▸ SET TASK
Copy out all lines that carry the word "content".

▸ RECORDS SHOWN
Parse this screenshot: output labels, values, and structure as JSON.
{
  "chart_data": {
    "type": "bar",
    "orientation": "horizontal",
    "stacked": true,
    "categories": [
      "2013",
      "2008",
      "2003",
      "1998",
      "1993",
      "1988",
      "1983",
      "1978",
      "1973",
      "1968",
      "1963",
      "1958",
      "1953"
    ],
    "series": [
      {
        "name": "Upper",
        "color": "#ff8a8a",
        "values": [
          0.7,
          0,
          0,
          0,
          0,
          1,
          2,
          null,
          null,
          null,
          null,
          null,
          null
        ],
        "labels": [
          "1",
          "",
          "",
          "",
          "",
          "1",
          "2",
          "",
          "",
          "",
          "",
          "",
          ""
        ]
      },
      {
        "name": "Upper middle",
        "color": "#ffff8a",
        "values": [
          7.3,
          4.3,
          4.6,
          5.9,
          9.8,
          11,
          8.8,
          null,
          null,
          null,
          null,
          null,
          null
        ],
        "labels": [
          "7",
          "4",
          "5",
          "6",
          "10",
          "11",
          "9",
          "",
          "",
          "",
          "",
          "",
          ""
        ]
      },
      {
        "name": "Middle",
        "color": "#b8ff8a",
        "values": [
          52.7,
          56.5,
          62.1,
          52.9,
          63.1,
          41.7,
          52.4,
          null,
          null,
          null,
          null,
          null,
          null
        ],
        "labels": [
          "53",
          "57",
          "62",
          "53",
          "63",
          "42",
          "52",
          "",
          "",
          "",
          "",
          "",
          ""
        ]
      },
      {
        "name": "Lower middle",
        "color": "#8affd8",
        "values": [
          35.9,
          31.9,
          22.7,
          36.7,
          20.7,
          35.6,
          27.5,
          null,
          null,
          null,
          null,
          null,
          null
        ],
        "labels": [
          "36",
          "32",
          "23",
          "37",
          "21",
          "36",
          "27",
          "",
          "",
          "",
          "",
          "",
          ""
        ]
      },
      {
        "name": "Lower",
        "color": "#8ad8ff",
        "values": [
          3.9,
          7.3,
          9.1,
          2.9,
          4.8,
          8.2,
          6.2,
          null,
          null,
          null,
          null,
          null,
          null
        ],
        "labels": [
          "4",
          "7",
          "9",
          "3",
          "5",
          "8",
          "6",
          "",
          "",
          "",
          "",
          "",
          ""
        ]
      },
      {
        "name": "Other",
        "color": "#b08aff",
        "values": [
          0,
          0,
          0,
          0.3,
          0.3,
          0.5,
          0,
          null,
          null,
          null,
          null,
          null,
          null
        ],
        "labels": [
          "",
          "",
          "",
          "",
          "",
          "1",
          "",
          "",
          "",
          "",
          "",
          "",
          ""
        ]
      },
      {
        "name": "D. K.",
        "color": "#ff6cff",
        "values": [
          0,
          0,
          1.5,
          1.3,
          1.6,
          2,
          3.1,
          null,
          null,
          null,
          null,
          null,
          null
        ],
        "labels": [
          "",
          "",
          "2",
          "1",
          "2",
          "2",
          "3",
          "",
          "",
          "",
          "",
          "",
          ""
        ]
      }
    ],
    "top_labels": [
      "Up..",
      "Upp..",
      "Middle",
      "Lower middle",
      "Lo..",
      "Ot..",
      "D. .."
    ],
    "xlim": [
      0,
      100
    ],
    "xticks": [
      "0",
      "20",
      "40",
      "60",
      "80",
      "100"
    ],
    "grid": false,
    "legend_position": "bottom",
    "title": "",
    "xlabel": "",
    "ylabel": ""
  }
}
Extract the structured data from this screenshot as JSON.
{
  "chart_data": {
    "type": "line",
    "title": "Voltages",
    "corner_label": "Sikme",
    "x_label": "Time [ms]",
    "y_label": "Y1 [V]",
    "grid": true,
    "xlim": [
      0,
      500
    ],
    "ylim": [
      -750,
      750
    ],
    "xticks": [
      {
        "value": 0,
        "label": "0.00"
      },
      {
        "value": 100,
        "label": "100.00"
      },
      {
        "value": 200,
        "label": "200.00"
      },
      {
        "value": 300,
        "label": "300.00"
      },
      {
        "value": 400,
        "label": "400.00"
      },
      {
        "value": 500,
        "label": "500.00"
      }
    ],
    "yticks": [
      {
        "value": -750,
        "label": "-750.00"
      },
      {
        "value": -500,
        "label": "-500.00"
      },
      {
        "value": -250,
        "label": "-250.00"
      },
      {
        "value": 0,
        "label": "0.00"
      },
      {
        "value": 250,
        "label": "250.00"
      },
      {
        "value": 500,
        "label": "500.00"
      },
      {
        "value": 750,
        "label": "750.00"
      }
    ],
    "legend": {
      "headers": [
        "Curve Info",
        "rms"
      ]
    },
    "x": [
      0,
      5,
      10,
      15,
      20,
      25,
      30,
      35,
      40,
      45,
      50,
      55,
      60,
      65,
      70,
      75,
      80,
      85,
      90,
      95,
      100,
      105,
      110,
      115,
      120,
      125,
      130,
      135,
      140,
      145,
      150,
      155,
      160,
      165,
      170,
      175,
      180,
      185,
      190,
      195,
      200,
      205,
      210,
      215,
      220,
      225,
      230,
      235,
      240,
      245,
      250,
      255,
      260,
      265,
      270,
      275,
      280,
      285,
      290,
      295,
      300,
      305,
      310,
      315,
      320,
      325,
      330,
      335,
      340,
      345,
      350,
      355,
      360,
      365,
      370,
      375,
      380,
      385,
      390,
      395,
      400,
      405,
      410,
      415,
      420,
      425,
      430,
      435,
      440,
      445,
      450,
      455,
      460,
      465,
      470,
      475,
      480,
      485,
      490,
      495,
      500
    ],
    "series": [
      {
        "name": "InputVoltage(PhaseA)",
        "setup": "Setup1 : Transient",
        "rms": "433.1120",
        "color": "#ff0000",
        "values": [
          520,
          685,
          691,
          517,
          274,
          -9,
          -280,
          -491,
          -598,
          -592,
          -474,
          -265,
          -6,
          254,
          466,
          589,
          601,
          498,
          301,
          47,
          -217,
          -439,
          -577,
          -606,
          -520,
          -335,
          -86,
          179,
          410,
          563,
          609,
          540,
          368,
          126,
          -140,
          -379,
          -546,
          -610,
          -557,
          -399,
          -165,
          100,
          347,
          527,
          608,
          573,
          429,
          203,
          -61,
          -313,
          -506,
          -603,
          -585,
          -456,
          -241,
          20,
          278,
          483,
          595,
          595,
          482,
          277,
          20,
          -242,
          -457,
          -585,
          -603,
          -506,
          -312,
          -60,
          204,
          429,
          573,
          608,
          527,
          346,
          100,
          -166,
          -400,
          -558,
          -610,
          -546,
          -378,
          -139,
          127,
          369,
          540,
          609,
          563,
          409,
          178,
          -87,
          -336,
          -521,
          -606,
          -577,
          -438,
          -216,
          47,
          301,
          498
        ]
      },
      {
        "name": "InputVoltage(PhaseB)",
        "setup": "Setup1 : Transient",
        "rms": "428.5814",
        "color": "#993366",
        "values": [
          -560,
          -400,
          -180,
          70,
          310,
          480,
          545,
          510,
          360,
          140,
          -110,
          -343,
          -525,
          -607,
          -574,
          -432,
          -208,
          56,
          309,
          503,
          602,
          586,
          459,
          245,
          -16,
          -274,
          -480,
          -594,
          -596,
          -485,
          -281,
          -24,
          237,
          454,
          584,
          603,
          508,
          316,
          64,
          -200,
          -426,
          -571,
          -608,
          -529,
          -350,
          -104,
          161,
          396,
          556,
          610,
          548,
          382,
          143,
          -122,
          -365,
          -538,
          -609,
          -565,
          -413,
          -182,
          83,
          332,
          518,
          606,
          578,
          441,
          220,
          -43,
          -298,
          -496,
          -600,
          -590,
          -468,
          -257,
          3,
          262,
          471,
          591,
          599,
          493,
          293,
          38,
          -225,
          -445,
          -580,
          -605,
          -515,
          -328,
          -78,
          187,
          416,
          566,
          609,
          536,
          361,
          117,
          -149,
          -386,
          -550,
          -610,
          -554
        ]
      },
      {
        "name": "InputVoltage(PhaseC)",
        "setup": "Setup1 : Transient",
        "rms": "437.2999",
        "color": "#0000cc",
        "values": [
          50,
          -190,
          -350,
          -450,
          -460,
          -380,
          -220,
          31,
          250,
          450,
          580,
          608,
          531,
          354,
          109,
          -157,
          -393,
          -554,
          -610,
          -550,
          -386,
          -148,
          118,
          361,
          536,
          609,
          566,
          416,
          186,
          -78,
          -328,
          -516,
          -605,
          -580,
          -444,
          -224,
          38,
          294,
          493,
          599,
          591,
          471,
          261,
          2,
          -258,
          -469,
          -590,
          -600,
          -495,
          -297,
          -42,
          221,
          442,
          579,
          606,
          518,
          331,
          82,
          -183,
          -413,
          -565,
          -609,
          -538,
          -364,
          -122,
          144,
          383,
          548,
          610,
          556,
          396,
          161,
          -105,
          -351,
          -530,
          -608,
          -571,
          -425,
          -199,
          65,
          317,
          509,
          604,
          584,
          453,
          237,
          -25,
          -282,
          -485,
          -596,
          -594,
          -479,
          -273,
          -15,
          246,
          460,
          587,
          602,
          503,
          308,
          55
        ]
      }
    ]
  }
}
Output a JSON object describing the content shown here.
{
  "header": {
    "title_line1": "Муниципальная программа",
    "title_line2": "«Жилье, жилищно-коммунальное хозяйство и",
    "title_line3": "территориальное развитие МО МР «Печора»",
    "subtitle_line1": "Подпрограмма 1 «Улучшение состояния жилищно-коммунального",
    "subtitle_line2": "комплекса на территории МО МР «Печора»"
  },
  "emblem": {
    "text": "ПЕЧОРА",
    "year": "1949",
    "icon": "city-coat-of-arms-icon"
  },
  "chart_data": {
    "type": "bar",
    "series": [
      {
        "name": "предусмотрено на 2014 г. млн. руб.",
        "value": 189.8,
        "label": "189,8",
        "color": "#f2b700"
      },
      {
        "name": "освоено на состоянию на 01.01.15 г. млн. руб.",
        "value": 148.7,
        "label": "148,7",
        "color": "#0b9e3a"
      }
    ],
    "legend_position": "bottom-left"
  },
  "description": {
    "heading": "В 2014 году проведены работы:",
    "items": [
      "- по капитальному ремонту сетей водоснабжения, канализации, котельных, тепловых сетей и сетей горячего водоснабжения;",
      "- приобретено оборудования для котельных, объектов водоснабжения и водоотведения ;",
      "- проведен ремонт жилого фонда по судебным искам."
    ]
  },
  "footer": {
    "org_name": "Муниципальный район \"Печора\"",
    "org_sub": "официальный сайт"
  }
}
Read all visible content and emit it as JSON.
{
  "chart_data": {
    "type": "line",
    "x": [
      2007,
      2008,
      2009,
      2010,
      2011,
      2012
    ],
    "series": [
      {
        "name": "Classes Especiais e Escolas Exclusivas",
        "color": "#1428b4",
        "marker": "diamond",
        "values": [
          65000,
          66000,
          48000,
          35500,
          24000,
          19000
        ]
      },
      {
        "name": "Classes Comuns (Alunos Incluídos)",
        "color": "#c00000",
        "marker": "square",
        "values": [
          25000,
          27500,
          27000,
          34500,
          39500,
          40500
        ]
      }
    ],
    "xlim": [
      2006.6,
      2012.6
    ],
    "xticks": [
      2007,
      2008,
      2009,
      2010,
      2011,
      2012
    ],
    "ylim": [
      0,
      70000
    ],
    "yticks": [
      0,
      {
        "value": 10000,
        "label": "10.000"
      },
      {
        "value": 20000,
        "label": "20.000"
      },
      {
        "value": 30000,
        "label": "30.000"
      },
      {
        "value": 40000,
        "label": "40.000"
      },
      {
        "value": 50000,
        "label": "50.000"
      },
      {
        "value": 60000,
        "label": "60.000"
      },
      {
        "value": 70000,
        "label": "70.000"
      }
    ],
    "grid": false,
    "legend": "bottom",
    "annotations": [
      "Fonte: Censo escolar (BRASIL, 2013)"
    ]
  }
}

▸ COMPLETE OUTPUT
Output a JSON object describing the content shown here.
Read all visible content and emit it as JSON.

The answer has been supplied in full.